§ **TASK TO COMPLETE**:
Reproduce the passage of the article on Brazil's anti-left protests that starts at the words "In this March 18, 2015" and ends after the words "ideals. (AP Photo/Andre Penner)(The Associated Press)".

§ **QUOTED TEXT**:
==================================================

Teen libertarian is parlaying YouTube videos into role as face of Brazil's anti-left protests

In this March 15, 2015 photo, demonstrators take part in a protest march demanding the impeachment of Brazil's President Dilma Rousseff, over an alleged scheme of corruption that siphoned money from the state-owned oil company Petrobras, in Sao Paulo, Brazil. The March 15 demonstration was the largest Sao Paulo had seen in more than three decades, since 1984 protests demanding democratic elections after a long dictatorship. (AP Photo/Andre Penner)(The Associated Press)

In this March 18, 2015 photo, anti-government protest leader Kim Kataguiri poses for a picture in Sao Paulo, Brazil. The grandson of Japanese immigrants, Kataguiri is a social media star whose quirky videos skewer Brazil's President Dilma Rousseff and the ruling partys social welfare policies. (AP Photo/Andre Penner)(The Associated Press)

In this March 15, 2015 photo, demonstrators take part in a protest march demanding the impeachment of Brazil's President Dilma Rousseff, over an alleged scheme of corruption that siphoned money from the state-owned oil company Petrobras, in Sao Paulo, Brazil. The March 15 demonstration was led by Kim Kataguiri, a 19-year-old college dropout, and other young Brazilian activists inspired by libertarianism and conservative free-market ideals. (AP Photo/Andre Penner)(The Associated Press)

SAO PAULO Microphone in hand and standing atop the sound truck, the raspy-voiced protest leader jabbed his finger into the air shouting for the ouster of Brazilian President Dilma Rousseff, igniting wild cheers from the crowd below him.

==================================================

§ **DATASET EXTRACT**:
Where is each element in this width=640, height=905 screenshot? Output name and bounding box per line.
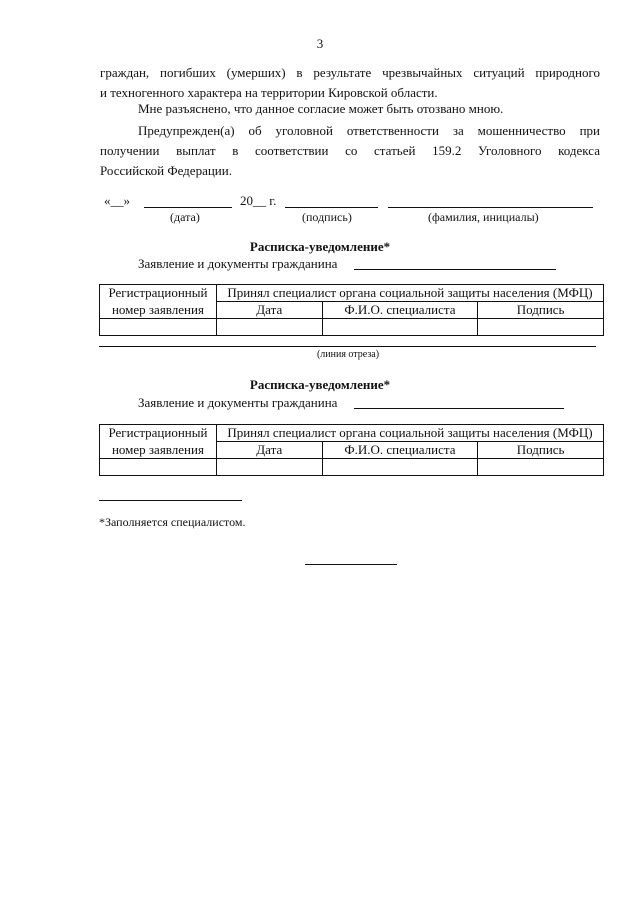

==================================================

§ **EXERCISE RESPONSE**:
In this March 18, 2015 photo, anti-government protest leader Kim Kataguiri poses for a picture in Sao Paulo, Brazil. The grandson of Japanese immigrants, Kataguiri is a social media star whose quirky videos skewer Brazil's President Dilma Rousseff and the ruling partys social welfare policies. (AP Photo/Andre Penner)(The Associated Press)

In this March 15, 2015 photo, demonstrators take part in a protest march demanding the impeachment of Brazil's President Dilma Rousseff, over an alleged scheme of corruption that siphoned money from the state-owned oil company Petrobras, in Sao Paulo, Brazil. The March 15 demonstration was led by Kim Kataguiri, a 19-year-old college dropout, and other young Brazilian activists inspired by libertarianism and conservative free-market ideals. (AP Photo/Andre Penner)(The Associated Press)